Fumio Sasaki's Blog, page 16

April 2, 2018

おもてなしと忖度と「ペンタゴン・ペーパーズ」 佐々木典士

相手が口にしてないのに、その要望をたぶんこうだろうと推測し先回りして行動する。


喜ばれる「おもてなし」も、嫌われる「忖度」も根は同じ行動だ。



自分が思っていることであっても、直接口にしないことで軋轢を避ける。それは美徳でもある。しかしそうすると直接表されていないものを、いかに「うまく読めるか」が腕の見せどころになってしまい「空気の読み合い天下一武道会」が開催されてしまう。


 


仕事をしていてもたびたびこういう問題は起こる。力を持っている側が考えそうなことを考えなければいけない。以前、イタリアの雑誌でミニマリストを扱ってもらったことがあるのだが、ガラーンとしたミニマリストのクローゼットの対向ページに、ファッション広告が掲載されていてこちらが不安になったことがある。

--------------------------------------------------

**作業指示:**
[1] 抜粋では、喜ばれる「おもてなし」と嫌われる「忖度」について何が同じだと述べていますか。
[2] 抜粋のうち、「相手が口にしてないのに、その要望をたぶんこうだろうと推測し先回りして行動する。」を含む語句で始まり「らが不安になったことがある。」で終わる部分を、「イタリアの雑誌」を「フランスの雑誌」に置き換えて書き直してください。
このあとのエントリは使わなくてかまいません。

(保存項目)

--------------------------------------------------

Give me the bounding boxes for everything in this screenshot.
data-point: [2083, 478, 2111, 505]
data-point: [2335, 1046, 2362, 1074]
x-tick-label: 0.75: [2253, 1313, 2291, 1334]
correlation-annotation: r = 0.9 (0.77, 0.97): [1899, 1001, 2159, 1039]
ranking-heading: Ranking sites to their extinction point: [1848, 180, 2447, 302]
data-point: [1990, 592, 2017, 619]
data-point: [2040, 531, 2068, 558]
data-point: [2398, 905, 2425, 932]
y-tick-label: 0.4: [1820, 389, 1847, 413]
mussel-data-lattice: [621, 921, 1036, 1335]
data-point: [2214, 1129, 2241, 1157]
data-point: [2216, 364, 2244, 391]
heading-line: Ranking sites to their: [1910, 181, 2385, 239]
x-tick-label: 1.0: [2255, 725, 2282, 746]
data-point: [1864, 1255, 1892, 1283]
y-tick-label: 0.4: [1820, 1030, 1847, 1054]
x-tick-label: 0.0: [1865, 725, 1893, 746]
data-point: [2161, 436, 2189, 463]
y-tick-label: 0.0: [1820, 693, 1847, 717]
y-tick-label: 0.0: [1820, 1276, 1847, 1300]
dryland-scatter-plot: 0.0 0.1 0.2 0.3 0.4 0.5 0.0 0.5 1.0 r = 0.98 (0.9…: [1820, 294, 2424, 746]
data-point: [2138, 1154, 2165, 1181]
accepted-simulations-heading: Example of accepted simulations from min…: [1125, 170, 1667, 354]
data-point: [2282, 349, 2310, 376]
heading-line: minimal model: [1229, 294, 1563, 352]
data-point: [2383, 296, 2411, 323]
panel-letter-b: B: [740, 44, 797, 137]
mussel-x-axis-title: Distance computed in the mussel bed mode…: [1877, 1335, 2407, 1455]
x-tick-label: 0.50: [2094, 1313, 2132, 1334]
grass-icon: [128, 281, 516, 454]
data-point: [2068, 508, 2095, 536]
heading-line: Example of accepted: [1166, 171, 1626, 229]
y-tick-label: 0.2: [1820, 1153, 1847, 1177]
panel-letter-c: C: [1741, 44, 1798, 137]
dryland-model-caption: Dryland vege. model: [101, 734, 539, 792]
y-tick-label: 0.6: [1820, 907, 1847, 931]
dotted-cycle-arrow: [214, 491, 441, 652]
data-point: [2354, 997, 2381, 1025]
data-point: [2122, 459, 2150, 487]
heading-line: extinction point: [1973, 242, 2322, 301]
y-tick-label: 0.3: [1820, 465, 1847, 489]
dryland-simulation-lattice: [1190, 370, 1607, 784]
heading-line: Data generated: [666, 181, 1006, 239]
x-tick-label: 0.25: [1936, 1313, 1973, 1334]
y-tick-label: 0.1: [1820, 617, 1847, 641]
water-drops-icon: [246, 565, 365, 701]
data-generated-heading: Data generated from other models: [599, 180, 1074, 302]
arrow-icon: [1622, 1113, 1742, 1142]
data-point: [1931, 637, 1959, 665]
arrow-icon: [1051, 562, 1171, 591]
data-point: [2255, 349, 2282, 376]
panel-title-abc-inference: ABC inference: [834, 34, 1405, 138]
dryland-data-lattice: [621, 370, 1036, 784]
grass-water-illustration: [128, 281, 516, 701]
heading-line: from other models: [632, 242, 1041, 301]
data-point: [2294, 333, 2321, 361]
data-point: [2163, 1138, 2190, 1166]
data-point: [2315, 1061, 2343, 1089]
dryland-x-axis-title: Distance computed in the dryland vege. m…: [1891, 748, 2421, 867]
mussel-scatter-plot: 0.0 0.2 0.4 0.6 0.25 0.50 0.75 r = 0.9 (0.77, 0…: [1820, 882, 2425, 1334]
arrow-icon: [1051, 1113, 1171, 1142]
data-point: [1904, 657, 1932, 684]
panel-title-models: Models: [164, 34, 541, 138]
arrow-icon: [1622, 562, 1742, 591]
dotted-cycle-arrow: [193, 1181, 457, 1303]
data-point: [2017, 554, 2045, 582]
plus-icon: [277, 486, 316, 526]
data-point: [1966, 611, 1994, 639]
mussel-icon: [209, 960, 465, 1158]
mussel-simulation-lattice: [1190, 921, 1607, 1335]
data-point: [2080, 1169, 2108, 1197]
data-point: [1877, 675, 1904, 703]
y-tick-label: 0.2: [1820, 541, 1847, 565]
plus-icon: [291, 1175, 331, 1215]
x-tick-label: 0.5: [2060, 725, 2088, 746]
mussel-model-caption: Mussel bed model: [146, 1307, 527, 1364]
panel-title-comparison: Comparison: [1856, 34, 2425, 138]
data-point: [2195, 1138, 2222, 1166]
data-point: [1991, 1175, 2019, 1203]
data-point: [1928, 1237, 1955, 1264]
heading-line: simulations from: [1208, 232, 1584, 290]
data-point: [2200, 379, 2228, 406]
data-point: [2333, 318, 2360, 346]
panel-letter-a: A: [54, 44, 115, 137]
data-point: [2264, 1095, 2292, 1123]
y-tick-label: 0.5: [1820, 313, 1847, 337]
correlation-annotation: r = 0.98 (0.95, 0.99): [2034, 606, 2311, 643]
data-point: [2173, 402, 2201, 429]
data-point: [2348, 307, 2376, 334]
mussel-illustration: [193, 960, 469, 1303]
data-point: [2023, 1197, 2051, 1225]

--------------------------------------------------

**解答一覧:**
[1] 根は同じ行動だと述べています。

[2]
相手が口にしてないのに、その要望をたぶんこうだろうと推測し先回りして行動する。


喜ばれる「おもてなし」も、嫌われる「忖度」も根は同じ行動だ。



自分が思っていることであっても、直接口にしないことで軋轢を避ける。それは美徳でもある。しかしそうすると直接表されていないものを、いかに「うまく読めるか」が腕の見せどころになってしまい「空気の読み合い天下一武道会」が開催されてしまう。


 


仕事をしていてもたびたびこういう問題は起こる。力を持っている側が考えそうなことを考えなければいけない。以前、フランスの雑誌でミニマリストを扱ってもらったことがあるのだが、ガラーンとしたミニマリストのクローゼットの対向ページに、ファッション広告が掲載されていてこちらが不安になったことがある。